→ REQUEST: Say how many lines in the data below contain the word "name", and give no other text.

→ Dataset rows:

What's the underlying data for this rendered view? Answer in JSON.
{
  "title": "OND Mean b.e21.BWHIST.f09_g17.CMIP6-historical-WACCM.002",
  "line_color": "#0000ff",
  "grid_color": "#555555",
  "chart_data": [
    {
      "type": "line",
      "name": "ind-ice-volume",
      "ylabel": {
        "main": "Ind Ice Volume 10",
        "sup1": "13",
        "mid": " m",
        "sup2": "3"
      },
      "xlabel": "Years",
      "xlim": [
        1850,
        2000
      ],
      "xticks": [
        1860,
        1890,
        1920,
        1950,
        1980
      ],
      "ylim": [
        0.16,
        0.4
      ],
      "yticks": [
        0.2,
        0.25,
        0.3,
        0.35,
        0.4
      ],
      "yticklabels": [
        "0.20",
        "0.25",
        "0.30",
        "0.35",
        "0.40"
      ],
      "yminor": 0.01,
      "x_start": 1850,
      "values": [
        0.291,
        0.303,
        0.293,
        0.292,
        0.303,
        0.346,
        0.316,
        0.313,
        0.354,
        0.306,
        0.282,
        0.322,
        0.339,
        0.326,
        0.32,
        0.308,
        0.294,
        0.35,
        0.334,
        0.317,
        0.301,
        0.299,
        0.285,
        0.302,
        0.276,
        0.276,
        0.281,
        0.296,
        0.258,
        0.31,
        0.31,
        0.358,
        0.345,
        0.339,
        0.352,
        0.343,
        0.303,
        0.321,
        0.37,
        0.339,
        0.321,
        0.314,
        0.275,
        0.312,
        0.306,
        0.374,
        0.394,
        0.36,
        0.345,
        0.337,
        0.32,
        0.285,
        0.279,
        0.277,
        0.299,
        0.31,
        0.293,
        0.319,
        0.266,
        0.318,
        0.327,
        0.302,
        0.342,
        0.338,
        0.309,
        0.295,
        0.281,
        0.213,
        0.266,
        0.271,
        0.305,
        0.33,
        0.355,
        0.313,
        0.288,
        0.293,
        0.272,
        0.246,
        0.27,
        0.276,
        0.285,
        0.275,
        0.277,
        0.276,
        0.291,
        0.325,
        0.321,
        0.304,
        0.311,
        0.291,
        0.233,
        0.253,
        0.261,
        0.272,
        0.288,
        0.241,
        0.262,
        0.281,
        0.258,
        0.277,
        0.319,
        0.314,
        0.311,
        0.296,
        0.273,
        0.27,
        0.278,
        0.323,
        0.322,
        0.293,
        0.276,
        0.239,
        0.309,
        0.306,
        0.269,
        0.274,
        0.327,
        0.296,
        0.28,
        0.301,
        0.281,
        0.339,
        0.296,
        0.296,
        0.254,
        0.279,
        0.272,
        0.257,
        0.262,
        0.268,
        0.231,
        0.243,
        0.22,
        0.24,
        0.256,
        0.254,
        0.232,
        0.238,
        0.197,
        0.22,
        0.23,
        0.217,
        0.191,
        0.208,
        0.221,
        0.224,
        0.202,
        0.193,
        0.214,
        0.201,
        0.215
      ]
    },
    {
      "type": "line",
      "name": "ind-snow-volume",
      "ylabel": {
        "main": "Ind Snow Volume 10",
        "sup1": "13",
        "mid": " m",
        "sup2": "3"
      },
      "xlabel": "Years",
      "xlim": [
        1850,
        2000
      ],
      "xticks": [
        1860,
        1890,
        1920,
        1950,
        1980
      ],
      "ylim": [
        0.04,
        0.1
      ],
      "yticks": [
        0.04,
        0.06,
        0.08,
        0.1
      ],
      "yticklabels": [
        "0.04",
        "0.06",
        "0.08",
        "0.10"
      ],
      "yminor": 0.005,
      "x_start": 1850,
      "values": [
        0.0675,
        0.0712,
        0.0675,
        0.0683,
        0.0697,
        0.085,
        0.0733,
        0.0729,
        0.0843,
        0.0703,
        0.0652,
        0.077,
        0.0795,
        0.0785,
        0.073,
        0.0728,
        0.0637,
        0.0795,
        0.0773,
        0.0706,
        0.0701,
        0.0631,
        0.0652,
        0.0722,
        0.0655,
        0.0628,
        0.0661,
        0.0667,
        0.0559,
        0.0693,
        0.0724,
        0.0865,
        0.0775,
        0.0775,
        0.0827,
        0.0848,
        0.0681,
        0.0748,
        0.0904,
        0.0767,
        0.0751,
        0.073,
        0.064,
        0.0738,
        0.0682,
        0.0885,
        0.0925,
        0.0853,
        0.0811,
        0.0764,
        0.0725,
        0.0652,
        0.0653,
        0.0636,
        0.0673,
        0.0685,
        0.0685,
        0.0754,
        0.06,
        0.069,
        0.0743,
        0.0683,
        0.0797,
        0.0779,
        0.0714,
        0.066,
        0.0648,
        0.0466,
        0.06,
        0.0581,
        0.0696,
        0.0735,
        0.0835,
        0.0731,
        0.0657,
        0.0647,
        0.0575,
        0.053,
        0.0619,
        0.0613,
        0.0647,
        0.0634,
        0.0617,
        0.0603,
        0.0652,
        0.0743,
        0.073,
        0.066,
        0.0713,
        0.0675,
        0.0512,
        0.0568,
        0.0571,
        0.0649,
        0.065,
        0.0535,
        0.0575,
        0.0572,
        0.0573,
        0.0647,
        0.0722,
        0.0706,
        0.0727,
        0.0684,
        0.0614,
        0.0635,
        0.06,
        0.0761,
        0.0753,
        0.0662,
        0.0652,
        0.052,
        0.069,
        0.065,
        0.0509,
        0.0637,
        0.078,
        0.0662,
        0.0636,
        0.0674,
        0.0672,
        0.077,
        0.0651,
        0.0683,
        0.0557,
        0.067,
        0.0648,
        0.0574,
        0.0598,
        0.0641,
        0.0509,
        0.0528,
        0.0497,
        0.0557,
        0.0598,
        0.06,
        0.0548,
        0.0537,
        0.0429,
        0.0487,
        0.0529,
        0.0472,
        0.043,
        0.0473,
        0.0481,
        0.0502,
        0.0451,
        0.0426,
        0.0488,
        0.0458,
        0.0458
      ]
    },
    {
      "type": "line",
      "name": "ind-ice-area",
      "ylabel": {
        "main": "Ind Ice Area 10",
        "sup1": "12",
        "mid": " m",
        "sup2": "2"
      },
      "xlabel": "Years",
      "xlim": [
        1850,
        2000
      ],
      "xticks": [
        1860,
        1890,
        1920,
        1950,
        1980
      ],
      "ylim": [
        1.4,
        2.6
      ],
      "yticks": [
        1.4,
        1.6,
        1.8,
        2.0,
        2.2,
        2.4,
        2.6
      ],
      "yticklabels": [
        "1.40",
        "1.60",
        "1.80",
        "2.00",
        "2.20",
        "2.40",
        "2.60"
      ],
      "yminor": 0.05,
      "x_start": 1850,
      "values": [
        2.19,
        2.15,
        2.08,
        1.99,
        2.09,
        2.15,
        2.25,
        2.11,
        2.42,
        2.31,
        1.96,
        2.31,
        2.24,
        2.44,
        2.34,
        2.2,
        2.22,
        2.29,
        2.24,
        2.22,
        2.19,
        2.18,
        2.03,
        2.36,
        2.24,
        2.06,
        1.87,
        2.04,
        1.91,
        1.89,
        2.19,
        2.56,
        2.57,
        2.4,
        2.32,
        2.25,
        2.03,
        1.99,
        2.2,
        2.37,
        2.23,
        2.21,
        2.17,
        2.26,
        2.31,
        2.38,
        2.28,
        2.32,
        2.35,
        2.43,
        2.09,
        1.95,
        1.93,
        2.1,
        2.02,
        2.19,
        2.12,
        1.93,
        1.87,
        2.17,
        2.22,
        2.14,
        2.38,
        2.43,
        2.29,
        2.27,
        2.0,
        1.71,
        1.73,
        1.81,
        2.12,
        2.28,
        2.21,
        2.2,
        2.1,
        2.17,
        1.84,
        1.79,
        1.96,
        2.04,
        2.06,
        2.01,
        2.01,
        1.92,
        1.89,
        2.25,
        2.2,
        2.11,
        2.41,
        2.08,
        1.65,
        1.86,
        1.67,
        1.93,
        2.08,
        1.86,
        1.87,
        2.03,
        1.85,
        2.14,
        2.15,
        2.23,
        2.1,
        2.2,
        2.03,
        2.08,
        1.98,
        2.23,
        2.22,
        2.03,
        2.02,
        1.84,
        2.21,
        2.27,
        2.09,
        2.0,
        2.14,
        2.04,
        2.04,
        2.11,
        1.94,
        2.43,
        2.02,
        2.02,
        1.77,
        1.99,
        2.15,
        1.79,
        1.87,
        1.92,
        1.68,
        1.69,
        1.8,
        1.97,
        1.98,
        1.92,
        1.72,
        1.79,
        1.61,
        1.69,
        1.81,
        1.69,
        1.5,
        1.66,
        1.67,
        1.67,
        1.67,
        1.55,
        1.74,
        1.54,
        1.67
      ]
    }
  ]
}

→ THE RESPONSE: 3